>> START Input material
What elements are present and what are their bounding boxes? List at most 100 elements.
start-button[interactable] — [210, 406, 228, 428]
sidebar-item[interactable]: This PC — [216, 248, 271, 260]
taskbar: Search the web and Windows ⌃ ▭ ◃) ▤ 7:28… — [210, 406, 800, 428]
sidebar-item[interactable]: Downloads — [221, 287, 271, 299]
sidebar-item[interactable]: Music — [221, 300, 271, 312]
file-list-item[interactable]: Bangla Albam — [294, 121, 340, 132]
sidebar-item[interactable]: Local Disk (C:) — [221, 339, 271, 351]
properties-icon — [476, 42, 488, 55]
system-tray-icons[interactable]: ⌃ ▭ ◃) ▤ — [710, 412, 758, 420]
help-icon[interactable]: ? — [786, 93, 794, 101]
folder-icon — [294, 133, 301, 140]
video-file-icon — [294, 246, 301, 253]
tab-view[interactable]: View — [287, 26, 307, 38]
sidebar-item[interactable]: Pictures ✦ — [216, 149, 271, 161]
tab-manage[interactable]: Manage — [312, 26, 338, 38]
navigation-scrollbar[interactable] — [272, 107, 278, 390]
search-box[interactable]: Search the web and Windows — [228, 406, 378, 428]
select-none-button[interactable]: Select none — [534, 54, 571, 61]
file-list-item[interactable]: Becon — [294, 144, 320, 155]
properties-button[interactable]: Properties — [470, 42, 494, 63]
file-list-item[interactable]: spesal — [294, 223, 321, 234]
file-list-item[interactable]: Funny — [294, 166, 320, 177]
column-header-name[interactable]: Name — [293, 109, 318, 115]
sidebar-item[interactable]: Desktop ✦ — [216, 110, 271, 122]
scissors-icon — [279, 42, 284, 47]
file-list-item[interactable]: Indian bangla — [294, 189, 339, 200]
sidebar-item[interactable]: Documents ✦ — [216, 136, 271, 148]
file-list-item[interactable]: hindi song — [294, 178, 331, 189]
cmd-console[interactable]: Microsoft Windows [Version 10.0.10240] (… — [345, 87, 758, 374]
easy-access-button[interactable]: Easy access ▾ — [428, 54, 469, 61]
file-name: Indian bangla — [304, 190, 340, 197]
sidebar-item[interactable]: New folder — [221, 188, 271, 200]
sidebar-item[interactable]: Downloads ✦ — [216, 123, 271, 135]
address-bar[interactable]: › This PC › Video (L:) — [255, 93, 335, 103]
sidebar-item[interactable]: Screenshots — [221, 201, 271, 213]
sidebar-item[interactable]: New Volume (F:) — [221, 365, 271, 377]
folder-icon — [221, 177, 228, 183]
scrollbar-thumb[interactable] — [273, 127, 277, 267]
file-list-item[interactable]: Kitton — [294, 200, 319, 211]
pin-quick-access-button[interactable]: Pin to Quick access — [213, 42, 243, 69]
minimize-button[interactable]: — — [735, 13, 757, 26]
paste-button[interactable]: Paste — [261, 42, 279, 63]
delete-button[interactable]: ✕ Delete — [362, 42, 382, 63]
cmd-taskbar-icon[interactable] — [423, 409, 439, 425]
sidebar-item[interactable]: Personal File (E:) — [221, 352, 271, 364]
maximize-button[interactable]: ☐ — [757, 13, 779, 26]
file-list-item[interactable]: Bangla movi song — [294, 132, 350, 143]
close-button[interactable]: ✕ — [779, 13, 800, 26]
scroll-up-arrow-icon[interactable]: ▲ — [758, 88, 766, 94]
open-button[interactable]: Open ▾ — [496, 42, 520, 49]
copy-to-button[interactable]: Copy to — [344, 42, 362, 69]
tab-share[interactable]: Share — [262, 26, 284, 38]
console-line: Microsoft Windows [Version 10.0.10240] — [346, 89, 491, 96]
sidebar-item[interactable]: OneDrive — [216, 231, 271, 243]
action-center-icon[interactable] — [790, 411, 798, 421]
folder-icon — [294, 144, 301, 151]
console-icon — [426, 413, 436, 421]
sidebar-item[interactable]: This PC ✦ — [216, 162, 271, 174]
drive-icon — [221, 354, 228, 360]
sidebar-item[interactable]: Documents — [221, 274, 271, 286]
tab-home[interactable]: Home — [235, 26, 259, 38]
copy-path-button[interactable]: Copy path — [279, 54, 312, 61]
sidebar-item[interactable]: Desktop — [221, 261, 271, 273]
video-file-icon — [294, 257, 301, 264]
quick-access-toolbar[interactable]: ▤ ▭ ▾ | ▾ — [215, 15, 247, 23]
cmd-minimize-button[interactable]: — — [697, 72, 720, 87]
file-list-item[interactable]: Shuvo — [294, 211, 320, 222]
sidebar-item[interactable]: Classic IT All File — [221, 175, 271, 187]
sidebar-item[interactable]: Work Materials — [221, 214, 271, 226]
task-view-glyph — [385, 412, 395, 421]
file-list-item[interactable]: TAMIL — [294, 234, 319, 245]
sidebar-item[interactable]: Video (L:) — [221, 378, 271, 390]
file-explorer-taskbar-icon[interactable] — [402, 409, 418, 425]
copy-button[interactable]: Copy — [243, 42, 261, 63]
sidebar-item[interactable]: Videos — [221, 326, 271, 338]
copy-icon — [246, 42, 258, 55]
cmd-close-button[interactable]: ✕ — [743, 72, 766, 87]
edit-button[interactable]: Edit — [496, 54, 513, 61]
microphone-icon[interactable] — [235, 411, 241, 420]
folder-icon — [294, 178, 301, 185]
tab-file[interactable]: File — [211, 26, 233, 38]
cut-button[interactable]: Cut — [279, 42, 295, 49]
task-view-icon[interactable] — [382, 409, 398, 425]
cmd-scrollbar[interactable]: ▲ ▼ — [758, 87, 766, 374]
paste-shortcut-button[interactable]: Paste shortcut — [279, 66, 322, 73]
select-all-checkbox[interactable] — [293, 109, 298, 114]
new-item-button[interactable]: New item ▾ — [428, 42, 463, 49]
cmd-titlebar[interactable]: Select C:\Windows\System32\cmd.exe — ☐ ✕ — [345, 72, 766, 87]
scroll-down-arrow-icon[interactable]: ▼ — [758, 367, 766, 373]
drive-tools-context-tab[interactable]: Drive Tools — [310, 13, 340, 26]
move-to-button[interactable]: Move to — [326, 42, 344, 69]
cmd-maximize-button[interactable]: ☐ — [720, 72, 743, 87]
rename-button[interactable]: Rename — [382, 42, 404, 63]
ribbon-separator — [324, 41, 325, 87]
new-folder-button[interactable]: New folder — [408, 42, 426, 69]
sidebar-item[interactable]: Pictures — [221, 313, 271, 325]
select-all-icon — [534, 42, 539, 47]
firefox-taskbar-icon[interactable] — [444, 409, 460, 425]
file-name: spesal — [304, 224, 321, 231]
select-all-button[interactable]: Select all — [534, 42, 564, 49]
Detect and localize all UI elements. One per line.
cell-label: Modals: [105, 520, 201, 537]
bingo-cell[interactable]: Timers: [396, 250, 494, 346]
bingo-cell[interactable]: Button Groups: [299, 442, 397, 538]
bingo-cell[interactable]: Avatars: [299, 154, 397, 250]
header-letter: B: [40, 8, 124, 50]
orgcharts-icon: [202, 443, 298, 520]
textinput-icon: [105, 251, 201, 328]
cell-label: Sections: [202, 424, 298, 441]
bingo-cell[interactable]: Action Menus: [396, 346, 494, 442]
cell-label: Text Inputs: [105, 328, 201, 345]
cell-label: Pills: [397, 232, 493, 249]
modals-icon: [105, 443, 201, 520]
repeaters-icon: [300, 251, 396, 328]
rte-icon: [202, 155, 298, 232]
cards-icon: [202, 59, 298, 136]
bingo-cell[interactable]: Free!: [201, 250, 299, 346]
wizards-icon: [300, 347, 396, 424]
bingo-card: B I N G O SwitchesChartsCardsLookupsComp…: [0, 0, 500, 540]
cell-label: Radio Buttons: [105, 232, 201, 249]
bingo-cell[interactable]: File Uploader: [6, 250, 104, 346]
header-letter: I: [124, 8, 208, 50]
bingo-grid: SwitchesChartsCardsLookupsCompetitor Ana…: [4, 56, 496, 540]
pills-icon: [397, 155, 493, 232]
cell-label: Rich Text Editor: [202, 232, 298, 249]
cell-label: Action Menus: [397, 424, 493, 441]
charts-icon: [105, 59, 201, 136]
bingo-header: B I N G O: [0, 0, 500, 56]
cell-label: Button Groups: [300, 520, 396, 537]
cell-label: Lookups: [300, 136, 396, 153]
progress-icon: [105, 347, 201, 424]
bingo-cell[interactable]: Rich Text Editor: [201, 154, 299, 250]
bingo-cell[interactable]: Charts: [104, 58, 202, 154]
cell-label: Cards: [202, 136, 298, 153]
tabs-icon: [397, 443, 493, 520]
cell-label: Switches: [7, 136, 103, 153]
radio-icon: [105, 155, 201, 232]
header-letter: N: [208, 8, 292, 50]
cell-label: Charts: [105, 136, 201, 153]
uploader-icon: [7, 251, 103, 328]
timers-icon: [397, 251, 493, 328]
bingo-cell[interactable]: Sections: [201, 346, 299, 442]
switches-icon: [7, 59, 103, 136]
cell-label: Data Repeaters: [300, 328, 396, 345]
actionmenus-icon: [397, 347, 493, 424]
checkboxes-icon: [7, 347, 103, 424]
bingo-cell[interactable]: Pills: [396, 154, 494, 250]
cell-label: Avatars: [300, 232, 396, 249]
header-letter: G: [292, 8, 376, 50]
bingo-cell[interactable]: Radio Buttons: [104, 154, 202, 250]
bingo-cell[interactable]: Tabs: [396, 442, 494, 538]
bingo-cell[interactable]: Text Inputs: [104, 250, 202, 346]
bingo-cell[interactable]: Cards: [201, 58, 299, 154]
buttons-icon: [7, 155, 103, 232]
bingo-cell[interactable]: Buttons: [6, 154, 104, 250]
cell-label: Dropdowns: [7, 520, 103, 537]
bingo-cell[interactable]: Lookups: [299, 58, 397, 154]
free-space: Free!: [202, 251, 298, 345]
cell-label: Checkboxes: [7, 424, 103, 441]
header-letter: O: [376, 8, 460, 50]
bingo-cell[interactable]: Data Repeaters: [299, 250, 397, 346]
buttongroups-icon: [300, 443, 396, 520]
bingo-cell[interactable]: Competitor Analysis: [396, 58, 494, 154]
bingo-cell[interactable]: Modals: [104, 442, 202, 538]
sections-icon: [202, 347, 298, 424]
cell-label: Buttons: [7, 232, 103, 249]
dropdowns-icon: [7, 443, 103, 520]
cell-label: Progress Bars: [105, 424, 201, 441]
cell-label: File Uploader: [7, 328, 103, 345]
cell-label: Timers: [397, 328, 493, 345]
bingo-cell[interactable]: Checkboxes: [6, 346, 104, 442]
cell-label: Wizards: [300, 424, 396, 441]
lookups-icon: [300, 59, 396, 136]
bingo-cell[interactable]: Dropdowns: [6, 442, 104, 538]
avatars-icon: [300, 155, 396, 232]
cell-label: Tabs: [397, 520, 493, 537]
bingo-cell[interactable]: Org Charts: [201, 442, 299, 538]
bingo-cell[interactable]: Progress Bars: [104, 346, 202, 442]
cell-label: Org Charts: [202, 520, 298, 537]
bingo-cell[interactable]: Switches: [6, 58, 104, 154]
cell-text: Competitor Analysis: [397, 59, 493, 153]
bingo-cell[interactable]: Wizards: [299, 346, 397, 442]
>> END Input material
Problem to work on ::
Please rewrite the listing starting at its first line and ending at the line containing "scrollbar-thumb[interactable] — [273, 127, 277, 267]", replacing "Downloads" with "Saved Files" and leaving everything else unchanged.

Complete answer ::
What elements are present and what are their bounding boxes? List at most 100 elements.
start-button[interactable] — [210, 406, 228, 428]
sidebar-item[interactable]: This PC — [216, 248, 271, 260]
taskbar: Search the web and Windows ⌃ ▭ ◃) ▤ 7:28… — [210, 406, 800, 428]
sidebar-item[interactable]: Saved Files — [221, 287, 271, 299]
sidebar-item[interactable]: Music — [221, 300, 271, 312]
file-list-item[interactable]: Bangla Albam — [294, 121, 340, 132]
sidebar-item[interactable]: Local Disk (C:) — [221, 339, 271, 351]
properties-icon — [476, 42, 488, 55]
system-tray-icons[interactable]: ⌃ ▭ ◃) ▤ — [710, 412, 758, 420]
help-icon[interactable]: ? — [786, 93, 794, 101]
folder-icon — [294, 133, 301, 140]
video-file-icon — [294, 246, 301, 253]
tab-view[interactable]: View — [287, 26, 307, 38]
sidebar-item[interactable]: Pictures ✦ — [216, 149, 271, 161]
tab-manage[interactable]: Manage — [312, 26, 338, 38]
navigation-scrollbar[interactable] — [272, 107, 278, 390]
search-box[interactable]: Search the web and Windows — [228, 406, 378, 428]
select-none-button[interactable]: Select none — [534, 54, 571, 61]
file-list-item[interactable]: Becon — [294, 144, 320, 155]
properties-button[interactable]: Properties — [470, 42, 494, 63]
file-list-item[interactable]: spesal — [294, 223, 321, 234]
file-list-item[interactable]: Funny — [294, 166, 320, 177]
column-header-name[interactable]: Name — [293, 109, 318, 115]
sidebar-item[interactable]: Desktop ✦ — [216, 110, 271, 122]
scissors-icon — [279, 42, 284, 47]
file-list-item[interactable]: Indian bangla — [294, 189, 339, 200]
sidebar-item[interactable]: Documents ✦ — [216, 136, 271, 148]
file-list-item[interactable]: hindi song — [294, 178, 331, 189]
cmd-console[interactable]: Microsoft Windows [Version 10.0.10240] (… — [345, 87, 758, 374]
easy-access-button[interactable]: Easy access ▾ — [428, 54, 469, 61]
file-name: Indian bangla — [304, 190, 340, 197]
sidebar-item[interactable]: New folder — [221, 188, 271, 200]
sidebar-item[interactable]: Saved Files ✦ — [216, 123, 271, 135]
address-bar[interactable]: › This PC › Video (L:) — [255, 93, 335, 103]
sidebar-item[interactable]: Screenshots — [221, 201, 271, 213]
sidebar-item[interactable]: New Volume (F:) — [221, 365, 271, 377]
folder-icon — [221, 177, 228, 183]
scrollbar-thumb[interactable] — [273, 127, 277, 267]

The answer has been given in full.